In the entries below, find each line with the word "Spleen" and pull it out.

---------- GIVEN INFORMATION

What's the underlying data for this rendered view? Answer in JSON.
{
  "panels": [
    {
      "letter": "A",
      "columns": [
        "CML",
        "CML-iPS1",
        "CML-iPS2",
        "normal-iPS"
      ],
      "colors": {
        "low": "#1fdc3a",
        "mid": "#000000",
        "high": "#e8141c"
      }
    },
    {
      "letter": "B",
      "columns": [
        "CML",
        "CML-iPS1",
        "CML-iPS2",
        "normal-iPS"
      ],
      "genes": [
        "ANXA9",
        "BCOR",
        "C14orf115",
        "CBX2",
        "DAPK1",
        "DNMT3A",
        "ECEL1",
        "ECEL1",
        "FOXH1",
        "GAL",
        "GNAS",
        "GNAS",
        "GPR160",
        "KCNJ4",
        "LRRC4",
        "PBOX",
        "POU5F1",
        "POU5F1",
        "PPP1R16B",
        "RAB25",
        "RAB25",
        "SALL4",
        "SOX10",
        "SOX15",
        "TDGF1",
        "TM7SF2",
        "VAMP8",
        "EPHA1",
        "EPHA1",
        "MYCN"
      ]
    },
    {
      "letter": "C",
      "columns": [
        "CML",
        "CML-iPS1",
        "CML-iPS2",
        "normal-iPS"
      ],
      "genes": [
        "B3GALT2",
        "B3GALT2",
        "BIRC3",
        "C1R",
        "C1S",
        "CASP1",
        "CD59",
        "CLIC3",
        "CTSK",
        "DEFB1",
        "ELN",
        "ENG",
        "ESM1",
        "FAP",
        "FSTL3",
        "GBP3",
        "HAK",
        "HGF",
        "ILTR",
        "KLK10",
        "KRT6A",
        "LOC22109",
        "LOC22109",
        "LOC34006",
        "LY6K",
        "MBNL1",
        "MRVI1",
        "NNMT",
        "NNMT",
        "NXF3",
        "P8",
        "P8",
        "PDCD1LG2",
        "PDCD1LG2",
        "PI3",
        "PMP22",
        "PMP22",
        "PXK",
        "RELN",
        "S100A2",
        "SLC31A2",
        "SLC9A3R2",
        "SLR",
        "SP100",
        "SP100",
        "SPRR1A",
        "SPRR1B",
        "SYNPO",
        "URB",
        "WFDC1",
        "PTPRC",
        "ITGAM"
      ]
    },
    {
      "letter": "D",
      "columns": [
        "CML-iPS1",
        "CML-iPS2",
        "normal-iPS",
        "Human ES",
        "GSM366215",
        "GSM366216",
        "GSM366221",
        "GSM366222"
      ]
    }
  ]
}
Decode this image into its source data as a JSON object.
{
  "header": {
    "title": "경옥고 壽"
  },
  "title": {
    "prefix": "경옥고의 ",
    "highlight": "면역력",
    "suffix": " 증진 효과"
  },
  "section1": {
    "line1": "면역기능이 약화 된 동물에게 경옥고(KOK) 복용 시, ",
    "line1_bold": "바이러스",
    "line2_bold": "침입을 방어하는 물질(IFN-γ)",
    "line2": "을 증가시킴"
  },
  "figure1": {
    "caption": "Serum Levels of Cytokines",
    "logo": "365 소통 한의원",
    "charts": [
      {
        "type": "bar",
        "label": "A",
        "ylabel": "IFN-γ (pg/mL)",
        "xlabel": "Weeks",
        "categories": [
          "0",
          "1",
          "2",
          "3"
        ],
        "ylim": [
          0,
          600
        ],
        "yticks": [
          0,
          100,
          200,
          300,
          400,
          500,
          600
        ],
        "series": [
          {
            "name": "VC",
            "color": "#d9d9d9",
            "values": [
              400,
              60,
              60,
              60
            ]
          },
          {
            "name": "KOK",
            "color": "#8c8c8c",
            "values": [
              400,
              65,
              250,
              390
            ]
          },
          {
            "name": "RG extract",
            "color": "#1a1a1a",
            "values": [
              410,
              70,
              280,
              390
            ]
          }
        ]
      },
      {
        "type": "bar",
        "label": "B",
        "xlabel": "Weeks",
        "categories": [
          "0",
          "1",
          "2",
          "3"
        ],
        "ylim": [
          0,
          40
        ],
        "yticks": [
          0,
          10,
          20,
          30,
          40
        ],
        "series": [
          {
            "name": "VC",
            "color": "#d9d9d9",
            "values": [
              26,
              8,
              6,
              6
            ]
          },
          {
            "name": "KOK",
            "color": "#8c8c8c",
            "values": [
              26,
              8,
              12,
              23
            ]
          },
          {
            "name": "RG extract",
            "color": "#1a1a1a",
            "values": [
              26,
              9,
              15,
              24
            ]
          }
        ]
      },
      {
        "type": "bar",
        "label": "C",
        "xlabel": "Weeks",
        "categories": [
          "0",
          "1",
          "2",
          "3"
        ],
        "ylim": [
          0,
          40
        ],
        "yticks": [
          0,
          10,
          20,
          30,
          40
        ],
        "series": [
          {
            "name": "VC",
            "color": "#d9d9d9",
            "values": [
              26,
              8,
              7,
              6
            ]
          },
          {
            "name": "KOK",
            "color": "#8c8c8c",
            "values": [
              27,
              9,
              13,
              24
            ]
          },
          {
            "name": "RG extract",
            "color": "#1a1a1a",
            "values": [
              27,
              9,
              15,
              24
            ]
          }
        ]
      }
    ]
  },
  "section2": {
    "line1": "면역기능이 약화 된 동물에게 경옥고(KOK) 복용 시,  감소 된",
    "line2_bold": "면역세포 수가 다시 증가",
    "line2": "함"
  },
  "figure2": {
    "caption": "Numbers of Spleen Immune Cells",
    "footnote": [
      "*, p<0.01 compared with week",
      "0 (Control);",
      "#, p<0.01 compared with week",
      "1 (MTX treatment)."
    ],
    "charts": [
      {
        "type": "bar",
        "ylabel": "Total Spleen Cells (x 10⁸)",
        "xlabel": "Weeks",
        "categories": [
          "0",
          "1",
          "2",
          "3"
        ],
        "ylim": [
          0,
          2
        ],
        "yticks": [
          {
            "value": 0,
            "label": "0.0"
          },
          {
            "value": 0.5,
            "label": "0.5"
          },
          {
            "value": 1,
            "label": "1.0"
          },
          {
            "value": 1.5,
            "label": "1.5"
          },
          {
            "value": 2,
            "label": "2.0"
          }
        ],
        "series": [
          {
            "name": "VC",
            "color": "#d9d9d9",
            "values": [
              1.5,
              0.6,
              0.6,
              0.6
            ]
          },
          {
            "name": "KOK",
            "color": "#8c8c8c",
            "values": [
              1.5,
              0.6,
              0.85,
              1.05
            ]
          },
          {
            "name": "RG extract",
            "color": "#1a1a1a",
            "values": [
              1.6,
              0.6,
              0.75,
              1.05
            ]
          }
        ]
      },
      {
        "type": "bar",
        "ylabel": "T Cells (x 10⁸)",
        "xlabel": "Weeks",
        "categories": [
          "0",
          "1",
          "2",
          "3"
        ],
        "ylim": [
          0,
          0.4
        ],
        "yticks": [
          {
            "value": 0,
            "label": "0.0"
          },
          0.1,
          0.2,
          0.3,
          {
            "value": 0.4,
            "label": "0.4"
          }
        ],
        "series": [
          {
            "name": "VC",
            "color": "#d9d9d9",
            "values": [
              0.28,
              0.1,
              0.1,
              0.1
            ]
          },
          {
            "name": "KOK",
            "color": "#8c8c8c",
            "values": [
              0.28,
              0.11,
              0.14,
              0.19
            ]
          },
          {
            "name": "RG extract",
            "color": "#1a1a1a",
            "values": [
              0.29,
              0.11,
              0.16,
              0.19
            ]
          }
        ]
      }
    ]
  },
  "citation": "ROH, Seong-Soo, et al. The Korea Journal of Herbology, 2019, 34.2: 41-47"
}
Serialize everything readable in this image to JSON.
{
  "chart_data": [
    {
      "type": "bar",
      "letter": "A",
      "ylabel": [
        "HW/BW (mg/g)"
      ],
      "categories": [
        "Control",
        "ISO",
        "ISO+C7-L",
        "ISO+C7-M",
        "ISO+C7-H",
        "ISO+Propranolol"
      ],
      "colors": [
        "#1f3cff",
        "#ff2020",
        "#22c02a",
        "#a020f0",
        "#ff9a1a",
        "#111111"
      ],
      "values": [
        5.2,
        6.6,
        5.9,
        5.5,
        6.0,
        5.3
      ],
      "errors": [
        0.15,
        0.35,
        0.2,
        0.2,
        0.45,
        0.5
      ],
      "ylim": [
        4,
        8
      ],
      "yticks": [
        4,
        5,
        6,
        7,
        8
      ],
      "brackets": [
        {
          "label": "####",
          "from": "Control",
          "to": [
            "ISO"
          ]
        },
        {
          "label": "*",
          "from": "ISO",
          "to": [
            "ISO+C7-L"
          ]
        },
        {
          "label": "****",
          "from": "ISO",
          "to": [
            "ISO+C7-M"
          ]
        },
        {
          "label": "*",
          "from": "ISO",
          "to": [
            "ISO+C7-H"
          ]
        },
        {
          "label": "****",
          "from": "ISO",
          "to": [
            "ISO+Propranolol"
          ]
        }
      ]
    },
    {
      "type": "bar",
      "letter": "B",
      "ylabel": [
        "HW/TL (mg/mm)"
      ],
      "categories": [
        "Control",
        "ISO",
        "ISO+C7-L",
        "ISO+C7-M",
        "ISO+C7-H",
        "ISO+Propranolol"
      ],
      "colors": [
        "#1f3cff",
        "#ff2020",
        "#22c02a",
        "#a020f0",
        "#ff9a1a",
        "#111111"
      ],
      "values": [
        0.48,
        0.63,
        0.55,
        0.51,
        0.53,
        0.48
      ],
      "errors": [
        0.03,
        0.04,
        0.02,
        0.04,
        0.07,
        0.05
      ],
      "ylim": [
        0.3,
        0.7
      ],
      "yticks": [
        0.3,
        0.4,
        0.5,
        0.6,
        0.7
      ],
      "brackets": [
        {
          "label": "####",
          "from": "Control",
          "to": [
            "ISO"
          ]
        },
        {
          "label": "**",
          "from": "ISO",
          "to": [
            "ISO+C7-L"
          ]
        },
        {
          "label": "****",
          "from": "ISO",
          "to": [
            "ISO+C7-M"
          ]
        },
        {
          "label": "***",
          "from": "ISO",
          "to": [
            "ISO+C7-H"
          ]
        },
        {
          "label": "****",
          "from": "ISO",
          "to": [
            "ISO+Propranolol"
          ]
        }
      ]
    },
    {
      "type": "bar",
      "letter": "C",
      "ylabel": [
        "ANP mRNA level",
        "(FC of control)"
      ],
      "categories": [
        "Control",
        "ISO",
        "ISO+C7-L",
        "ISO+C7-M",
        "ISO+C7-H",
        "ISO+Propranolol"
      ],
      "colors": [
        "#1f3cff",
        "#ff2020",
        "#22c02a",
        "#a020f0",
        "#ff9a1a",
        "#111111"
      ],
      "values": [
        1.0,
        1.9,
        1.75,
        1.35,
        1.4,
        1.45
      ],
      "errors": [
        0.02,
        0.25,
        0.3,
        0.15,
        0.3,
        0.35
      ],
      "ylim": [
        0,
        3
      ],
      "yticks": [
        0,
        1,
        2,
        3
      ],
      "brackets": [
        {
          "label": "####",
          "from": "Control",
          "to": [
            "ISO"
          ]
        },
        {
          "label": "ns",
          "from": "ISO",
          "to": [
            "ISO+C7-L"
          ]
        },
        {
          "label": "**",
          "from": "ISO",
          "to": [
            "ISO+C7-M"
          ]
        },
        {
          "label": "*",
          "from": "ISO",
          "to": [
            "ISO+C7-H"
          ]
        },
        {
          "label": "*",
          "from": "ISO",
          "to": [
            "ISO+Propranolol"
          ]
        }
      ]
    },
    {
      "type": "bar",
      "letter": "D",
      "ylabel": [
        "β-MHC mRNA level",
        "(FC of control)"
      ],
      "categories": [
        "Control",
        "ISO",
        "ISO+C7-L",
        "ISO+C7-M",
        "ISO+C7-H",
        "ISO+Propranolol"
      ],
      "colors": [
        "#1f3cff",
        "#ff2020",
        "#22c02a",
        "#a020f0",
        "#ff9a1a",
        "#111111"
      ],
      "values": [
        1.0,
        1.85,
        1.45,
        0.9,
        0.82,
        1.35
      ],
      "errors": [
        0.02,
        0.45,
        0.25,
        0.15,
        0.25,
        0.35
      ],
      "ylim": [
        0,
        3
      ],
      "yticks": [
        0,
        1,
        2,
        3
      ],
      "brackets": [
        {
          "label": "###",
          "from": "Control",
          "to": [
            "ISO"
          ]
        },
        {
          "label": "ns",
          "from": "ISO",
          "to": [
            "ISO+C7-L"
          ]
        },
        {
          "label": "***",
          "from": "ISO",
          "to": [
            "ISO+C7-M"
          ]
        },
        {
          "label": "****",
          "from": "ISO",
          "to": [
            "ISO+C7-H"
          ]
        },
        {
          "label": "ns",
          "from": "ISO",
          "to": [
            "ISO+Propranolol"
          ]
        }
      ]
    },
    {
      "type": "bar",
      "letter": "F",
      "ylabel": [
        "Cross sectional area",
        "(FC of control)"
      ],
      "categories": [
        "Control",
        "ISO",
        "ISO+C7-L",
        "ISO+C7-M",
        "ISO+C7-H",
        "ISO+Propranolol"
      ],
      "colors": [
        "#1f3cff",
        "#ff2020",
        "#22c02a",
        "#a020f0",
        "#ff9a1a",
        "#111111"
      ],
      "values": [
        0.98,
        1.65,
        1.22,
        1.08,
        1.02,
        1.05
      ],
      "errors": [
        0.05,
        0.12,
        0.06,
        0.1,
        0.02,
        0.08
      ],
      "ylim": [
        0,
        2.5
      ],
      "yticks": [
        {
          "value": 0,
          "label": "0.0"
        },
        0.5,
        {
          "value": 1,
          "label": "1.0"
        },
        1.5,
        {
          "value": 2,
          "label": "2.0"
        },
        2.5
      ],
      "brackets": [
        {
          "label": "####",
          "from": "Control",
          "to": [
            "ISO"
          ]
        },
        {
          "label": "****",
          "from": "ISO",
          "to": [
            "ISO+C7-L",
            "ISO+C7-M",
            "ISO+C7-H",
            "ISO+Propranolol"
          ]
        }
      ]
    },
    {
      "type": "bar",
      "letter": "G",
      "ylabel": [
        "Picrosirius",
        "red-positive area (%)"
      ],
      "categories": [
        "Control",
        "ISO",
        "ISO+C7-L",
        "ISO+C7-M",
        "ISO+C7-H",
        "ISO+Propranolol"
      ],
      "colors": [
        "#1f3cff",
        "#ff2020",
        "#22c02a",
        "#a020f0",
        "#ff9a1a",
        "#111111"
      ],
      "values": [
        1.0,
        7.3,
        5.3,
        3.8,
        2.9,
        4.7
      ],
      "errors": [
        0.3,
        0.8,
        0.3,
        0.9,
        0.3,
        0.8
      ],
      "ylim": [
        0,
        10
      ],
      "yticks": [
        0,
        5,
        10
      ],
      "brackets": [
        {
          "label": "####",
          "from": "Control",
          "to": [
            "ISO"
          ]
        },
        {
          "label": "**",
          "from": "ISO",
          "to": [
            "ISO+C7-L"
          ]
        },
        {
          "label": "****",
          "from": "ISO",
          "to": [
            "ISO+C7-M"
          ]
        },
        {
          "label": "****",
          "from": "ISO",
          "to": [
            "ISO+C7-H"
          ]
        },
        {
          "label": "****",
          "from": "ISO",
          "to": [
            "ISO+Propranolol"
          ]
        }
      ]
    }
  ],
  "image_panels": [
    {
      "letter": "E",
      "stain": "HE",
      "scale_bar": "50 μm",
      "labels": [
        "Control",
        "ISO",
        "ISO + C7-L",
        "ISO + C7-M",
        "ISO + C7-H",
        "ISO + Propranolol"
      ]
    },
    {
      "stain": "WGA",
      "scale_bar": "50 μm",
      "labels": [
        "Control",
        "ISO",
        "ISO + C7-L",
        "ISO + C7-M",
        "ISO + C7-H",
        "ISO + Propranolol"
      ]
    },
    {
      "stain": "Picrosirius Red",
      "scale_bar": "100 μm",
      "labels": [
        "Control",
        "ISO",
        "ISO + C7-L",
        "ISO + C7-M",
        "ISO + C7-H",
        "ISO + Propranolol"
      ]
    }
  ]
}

--------------------

RESPONSE —
    "caption": "Numbers of Spleen Immune Cells",
        "ylabel": "Total Spleen Cells (x 10⁸)",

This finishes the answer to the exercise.